_Written exercise_: Please change "value-label" to "percent-label" in the records, starting at the first line and ending at the line that contains "unit-block [1170,246,1195,272]", and give those lines again with everything else unchanged.

[Records]
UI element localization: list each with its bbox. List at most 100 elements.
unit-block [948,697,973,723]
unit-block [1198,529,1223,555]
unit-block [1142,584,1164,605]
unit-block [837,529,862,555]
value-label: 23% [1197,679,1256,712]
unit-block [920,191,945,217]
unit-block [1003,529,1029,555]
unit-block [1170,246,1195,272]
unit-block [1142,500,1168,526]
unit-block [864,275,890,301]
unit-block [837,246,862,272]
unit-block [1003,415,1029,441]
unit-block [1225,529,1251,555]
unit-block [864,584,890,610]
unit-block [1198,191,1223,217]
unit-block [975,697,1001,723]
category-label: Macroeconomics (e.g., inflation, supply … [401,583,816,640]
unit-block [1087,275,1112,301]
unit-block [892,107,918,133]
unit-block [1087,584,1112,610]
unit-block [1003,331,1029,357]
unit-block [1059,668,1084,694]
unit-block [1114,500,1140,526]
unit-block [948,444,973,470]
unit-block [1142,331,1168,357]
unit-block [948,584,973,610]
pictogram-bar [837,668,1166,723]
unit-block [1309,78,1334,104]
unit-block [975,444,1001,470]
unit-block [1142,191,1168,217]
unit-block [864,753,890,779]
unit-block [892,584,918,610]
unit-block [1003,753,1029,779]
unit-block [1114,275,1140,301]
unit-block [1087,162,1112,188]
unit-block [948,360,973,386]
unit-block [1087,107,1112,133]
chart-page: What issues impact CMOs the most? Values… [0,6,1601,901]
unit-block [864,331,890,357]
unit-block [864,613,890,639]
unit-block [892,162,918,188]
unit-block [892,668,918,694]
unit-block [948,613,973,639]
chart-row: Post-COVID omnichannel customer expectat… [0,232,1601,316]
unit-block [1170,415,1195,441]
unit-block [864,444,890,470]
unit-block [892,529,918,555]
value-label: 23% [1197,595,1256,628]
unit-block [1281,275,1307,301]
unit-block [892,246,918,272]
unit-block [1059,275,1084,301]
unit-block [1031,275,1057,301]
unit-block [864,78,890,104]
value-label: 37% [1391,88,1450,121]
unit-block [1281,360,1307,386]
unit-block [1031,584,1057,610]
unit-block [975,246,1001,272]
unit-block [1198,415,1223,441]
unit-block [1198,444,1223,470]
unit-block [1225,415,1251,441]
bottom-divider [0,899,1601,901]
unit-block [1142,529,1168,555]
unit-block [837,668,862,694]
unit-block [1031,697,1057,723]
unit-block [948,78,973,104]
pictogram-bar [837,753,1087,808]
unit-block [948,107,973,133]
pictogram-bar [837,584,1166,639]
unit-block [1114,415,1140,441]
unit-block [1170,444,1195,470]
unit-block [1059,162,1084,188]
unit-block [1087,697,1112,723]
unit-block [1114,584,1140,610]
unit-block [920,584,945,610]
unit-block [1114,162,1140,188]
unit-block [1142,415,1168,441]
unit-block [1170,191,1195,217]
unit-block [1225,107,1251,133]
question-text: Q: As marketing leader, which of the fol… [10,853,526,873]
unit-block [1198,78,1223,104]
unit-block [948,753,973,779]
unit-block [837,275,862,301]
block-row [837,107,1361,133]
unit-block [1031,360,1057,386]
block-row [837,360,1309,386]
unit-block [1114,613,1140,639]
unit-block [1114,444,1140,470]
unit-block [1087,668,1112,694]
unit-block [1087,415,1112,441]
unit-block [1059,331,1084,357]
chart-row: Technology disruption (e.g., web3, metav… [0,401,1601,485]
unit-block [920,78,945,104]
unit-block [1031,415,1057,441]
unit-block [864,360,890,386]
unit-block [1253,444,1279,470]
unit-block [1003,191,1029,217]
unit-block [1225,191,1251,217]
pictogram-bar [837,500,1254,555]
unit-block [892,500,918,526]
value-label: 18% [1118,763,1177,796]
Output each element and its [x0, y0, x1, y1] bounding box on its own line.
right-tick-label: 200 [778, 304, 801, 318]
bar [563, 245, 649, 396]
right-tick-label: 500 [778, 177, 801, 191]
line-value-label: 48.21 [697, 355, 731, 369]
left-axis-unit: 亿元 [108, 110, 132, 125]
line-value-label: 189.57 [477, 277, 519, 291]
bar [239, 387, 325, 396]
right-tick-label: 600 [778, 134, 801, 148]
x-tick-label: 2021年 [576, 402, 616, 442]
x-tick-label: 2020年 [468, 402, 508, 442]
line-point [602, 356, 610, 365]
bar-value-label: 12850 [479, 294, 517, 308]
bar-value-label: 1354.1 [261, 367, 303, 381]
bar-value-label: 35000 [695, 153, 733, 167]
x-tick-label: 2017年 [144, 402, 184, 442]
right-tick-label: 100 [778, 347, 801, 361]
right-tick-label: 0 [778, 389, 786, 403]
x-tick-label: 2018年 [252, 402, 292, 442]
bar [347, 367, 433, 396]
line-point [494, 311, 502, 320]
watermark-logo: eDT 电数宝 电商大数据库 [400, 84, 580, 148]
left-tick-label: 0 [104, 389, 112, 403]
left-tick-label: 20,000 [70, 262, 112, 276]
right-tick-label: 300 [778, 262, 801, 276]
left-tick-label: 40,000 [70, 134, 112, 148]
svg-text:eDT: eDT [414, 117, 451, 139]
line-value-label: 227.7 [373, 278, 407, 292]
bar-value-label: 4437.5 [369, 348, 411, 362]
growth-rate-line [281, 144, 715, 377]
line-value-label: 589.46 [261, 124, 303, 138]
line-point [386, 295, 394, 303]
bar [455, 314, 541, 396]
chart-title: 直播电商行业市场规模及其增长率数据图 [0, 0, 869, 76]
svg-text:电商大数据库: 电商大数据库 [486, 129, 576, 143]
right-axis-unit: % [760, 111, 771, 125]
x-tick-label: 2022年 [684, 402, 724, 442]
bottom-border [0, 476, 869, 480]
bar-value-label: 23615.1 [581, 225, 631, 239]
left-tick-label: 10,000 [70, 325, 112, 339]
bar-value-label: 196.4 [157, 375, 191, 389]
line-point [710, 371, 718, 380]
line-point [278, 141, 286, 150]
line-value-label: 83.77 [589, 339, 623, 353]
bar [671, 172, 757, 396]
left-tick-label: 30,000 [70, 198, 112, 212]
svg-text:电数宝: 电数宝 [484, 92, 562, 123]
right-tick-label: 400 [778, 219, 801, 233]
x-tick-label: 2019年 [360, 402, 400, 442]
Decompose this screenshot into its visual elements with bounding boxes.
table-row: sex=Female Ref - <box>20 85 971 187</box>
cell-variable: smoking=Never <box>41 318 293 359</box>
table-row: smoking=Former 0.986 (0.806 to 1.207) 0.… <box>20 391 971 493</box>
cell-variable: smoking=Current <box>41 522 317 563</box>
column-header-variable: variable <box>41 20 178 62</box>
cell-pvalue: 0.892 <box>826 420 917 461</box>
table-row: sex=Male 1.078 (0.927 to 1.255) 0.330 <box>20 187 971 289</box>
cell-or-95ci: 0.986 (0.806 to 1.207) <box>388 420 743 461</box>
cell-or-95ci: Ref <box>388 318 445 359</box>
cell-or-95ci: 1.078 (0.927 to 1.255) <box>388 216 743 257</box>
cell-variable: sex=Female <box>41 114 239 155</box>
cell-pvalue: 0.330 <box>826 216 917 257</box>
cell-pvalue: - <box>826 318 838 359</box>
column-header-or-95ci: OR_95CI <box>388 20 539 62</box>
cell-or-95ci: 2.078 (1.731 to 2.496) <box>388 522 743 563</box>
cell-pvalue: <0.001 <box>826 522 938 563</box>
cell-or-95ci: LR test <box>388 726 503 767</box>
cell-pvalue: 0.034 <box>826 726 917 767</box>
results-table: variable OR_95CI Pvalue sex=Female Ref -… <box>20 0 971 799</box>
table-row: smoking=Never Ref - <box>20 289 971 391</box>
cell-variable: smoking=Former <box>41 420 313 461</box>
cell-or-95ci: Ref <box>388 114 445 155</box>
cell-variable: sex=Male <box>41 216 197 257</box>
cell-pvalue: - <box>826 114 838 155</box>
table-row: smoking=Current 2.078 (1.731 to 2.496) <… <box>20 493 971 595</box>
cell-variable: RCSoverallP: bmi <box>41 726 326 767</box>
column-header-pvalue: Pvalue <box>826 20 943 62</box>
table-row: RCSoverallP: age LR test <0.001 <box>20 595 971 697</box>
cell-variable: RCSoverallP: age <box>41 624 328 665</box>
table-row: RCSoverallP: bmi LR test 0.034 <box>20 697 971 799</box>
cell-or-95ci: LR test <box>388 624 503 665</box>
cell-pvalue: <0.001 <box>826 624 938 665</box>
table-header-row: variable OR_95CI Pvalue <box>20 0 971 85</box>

_The answer_:
UI element localization: list each with its bbox. List at most 100 elements.
unit-block [948,697,973,723]
unit-block [1198,529,1223,555]
unit-block [1142,584,1164,605]
unit-block [837,529,862,555]
percent-label: 23% [1197,679,1256,712]
unit-block [920,191,945,217]
unit-block [1003,529,1029,555]
unit-block [1170,246,1195,272]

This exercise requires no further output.